> _INSTRUCTIONS TO FOLLOW_: Return the line containing "Extract all readable text from this page." and all lines after it exactly; stop at the end of the material.

> _PROVIDED MATERIAL_:
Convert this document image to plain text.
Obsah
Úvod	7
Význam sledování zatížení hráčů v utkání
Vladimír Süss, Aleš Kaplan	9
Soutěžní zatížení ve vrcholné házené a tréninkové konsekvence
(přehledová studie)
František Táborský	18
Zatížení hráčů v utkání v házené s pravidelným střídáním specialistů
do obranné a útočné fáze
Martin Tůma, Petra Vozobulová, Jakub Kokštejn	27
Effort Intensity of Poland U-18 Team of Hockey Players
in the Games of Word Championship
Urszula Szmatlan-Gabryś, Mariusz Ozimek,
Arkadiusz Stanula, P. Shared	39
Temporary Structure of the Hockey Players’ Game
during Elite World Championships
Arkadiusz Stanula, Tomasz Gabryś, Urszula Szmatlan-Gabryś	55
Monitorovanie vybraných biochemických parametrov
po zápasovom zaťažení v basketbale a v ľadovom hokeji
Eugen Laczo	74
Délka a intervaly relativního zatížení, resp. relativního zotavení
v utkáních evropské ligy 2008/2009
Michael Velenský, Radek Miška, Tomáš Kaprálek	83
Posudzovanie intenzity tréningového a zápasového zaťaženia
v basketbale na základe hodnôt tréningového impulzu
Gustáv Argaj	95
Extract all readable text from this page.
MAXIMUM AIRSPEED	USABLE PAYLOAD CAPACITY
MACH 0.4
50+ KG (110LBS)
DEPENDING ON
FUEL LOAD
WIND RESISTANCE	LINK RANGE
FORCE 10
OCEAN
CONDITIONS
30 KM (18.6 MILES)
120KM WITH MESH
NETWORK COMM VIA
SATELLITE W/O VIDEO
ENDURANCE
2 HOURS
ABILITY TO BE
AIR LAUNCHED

> _CORRECT OUTPUT_:
Extract all readable text from this page.
MAXIMUM AIRSPEED	USABLE PAYLOAD CAPACITY
MACH 0.4
50+ KG (110LBS)
DEPENDING ON
FUEL LOAD
WIND RESISTANCE	LINK RANGE
FORCE 10
OCEAN
CONDITIONS
30 KM (18.6 MILES)
120KM WITH MESH
NETWORK COMM VIA
SATELLITE W/O VIDEO
ENDURANCE
2 HOURS
ABILITY TO BE
AIR LAUNCHED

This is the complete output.